(Figure record listings)
▽

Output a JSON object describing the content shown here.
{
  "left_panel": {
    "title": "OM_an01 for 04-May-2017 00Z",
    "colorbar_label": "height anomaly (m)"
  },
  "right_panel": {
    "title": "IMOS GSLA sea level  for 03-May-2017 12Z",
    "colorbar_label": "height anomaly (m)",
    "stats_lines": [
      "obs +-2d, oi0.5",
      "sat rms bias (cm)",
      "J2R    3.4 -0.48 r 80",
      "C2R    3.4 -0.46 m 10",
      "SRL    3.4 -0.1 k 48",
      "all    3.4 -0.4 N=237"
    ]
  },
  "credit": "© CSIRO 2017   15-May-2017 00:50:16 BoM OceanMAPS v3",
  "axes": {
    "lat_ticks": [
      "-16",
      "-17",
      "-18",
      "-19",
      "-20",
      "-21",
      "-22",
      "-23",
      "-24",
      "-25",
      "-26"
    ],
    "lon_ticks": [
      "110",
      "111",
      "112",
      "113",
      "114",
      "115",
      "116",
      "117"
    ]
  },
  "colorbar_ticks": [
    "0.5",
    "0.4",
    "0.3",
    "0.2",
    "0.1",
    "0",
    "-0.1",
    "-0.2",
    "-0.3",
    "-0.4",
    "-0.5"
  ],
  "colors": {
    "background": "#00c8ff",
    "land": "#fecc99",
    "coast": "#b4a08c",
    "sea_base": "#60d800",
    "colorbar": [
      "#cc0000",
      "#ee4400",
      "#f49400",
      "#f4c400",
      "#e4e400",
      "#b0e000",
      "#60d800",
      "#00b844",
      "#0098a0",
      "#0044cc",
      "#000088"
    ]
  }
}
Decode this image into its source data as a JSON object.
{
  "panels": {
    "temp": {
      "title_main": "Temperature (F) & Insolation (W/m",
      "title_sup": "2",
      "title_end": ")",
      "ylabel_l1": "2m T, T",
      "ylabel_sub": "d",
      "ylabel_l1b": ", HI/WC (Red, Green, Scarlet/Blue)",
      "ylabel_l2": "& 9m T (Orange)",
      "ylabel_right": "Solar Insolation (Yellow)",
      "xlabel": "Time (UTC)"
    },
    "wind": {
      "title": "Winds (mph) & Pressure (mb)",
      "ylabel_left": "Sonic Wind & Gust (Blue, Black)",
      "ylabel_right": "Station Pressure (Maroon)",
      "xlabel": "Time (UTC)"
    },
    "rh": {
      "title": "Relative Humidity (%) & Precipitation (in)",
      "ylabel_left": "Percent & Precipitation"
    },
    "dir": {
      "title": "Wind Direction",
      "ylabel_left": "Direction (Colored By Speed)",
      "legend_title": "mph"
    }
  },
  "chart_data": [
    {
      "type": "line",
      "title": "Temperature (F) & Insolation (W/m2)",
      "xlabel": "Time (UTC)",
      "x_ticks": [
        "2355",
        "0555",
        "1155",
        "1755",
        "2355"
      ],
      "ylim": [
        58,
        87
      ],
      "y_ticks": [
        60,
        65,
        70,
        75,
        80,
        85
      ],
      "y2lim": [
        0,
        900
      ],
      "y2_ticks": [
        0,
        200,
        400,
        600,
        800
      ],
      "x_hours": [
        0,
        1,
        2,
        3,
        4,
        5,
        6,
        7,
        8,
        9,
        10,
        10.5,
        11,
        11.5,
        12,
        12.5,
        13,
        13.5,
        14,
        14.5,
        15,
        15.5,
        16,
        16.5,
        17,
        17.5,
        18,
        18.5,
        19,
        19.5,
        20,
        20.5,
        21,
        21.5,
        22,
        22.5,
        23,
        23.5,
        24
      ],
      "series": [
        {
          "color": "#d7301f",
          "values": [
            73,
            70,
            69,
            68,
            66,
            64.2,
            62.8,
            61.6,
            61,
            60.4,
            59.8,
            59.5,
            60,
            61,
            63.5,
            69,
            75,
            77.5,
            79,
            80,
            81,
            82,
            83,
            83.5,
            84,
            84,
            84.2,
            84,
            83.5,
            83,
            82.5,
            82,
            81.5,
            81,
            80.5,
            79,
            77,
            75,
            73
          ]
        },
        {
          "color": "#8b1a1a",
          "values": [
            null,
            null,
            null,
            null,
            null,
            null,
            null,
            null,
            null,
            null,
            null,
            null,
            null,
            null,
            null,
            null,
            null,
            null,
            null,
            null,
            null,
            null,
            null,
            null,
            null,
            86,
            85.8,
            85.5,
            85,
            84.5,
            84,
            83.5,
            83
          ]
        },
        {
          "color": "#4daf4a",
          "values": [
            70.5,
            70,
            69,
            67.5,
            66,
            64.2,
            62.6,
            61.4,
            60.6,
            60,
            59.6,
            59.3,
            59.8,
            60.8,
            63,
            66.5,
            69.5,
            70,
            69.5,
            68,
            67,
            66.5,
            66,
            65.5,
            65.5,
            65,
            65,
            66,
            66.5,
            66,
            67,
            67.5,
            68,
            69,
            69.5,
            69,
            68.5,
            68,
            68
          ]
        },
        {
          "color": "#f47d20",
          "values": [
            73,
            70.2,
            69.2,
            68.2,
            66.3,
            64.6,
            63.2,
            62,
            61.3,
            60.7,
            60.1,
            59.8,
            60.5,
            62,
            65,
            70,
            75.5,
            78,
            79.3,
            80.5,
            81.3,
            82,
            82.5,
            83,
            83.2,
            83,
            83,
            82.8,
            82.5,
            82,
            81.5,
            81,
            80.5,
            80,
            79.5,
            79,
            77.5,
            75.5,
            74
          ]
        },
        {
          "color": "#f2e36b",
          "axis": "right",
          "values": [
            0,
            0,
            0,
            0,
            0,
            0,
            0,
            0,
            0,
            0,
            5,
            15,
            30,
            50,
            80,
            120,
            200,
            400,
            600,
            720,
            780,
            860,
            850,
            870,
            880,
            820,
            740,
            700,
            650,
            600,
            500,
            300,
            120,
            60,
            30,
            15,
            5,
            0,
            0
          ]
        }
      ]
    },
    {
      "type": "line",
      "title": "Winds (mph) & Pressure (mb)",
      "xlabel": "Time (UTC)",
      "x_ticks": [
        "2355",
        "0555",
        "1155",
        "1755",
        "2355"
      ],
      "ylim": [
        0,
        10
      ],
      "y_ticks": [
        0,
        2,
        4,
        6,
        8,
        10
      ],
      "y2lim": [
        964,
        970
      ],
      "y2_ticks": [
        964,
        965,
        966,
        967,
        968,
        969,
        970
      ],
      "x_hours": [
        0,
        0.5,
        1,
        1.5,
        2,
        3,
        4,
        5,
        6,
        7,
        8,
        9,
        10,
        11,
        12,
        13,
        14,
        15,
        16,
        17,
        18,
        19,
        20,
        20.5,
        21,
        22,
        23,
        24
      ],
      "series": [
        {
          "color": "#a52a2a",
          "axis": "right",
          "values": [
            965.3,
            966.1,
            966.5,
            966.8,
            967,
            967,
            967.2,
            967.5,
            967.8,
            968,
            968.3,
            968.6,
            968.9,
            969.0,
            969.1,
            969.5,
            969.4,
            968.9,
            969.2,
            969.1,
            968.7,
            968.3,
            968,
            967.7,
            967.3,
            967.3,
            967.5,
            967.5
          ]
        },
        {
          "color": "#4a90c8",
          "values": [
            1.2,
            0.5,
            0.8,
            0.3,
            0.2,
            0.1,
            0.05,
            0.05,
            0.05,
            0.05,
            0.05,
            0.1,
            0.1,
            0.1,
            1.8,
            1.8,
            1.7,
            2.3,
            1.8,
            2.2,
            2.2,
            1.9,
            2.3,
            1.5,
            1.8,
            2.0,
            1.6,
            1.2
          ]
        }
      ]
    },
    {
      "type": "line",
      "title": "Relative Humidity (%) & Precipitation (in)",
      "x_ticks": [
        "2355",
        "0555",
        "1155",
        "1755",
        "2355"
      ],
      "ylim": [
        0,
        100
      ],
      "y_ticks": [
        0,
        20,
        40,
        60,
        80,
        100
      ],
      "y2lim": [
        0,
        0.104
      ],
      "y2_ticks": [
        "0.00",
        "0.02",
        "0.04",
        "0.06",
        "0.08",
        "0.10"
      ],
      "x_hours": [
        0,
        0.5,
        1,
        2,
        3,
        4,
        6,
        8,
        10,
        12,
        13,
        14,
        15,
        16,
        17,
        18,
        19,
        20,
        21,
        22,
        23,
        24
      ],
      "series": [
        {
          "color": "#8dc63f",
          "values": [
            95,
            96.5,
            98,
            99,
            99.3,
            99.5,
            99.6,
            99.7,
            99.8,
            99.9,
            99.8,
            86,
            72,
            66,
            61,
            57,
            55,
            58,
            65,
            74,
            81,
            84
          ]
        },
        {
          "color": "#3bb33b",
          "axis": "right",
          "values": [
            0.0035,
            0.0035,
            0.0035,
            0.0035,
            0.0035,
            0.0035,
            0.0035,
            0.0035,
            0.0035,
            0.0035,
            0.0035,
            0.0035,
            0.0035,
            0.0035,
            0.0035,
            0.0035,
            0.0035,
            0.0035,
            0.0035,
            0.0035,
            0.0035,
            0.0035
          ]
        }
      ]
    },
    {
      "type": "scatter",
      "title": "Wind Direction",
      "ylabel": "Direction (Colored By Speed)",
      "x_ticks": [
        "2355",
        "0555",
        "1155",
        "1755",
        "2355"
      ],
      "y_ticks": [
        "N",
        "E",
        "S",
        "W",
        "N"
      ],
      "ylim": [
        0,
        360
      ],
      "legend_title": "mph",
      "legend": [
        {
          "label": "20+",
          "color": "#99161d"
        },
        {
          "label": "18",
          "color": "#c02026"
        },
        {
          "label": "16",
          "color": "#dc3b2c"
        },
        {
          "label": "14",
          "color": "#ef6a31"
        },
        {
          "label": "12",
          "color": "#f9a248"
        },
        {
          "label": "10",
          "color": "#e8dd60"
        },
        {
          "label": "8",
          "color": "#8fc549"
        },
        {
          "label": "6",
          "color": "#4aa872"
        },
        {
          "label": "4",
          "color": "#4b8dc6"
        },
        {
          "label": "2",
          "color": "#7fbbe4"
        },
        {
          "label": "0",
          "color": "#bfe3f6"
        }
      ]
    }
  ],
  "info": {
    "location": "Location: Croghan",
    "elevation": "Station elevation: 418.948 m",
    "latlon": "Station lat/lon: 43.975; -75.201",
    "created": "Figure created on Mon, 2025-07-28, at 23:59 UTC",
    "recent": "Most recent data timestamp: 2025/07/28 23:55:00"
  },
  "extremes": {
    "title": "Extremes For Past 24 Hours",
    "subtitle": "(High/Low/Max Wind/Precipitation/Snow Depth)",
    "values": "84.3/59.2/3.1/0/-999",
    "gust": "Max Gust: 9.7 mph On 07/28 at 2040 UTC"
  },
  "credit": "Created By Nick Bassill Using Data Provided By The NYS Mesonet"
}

△

**PROBLEM DESCRIPTION**
Copy all lines of the listing above that contain the string "credit".

**SOLUTION TO THE EXERCISE**
  "credit": "© CSIRO 2017   15-May-2017 00:50:16 BoM OceanMAPS v3",
  "credit": "Created By Nick Bassill Using Data Provided By The NYS Mesonet"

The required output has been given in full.